THE TASK >> Reproduce each record below exactly as written.
** Begin **
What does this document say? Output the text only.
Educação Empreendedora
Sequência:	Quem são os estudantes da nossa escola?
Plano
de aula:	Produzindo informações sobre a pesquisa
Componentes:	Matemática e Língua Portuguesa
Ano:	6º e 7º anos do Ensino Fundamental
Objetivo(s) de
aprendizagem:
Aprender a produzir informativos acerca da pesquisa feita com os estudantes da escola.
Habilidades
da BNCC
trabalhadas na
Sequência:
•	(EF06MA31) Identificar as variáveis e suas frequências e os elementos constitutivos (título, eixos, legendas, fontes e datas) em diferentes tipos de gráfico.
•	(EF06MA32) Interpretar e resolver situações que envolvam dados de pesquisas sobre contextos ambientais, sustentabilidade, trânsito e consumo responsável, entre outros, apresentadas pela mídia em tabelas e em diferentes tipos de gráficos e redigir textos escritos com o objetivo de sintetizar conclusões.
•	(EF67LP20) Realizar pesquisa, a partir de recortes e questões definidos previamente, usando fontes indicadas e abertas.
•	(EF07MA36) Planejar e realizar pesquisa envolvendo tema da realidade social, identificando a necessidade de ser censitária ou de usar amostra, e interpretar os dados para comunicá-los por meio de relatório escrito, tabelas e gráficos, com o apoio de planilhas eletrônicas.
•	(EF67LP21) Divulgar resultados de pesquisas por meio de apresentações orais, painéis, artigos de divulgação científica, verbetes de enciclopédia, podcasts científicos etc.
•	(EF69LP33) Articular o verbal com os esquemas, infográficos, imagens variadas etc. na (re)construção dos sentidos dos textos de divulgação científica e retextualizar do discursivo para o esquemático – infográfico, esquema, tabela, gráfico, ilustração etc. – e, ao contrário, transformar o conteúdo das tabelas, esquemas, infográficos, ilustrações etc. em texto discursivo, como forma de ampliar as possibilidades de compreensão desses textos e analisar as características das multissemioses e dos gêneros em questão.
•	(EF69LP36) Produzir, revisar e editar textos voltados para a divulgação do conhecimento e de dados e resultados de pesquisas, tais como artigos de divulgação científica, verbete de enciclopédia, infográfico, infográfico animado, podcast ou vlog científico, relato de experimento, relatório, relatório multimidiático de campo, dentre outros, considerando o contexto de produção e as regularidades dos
** End **
TASK SOLUTION >>
What does this document say? Output the text only.
Educação Empreendedora
Sequência:	Quem são os estudantes da nossa escola?
Plano
de aula:	Produzindo informações sobre a pesquisa
Componentes:	Matemática e Língua Portuguesa
Ano:	6º e 7º anos do Ensino Fundamental
Objetivo(s) de
aprendizagem:
Aprender a produzir informativos acerca da pesquisa feita com os estudantes da escola.
Habilidades
da BNCC
trabalhadas na
Sequência:
•	(EF06MA31) Identificar as variáveis e suas frequências e os elementos constitutivos (título, eixos, legendas, fontes e datas) em diferentes tipos de gráfico.
•	(EF06MA32) Interpretar e resolver situações que envolvam dados de pesquisas sobre contextos ambientais, sustentabilidade, trânsito e consumo responsável, entre outros, apresentadas pela mídia em tabelas e em diferentes tipos de gráficos e redigir textos escritos com o objetivo de sintetizar conclusões.
•	(EF67LP20) Realizar pesquisa, a partir de recortes e questões definidos previamente, usando fontes indicadas e abertas.
•	(EF07MA36) Planejar e realizar pesquisa envolvendo tema da realidade social, identificando a necessidade de ser censitária ou de usar amostra, e interpretar os dados para comunicá-los por meio de relatório escrito, tabelas e gráficos, com o apoio de planilhas eletrônicas.
•	(EF67LP21) Divulgar resultados de pesquisas por meio de apresentações orais, painéis, artigos de divulgação científica, verbetes de enciclopédia, podcasts científicos etc.
•	(EF69LP33) Articular o verbal com os esquemas, infográficos, imagens variadas etc. na (re)construção dos sentidos dos textos de divulgação científica e retextualizar do discursivo para o esquemático – infográfico, esquema, tabela, gráfico, ilustração etc. – e, ao contrário, transformar o conteúdo das tabelas, esquemas, infográficos, ilustrações etc. em texto discursivo, como forma de ampliar as possibilidades de compreensão desses textos e analisar as características das multissemioses e dos gêneros em questão.
•	(EF69LP36) Produzir, revisar e editar textos voltados para a divulgação do conhecimento e de dados e resultados de pesquisas, tais como artigos de divulgação científica, verbete de enciclopédia, infográfico, infográfico animado, podcast ou vlog científico, relato de experimento, relatório, relatório multimidiático de campo, dentre outros, considerando o contexto de produção e as regularidades dos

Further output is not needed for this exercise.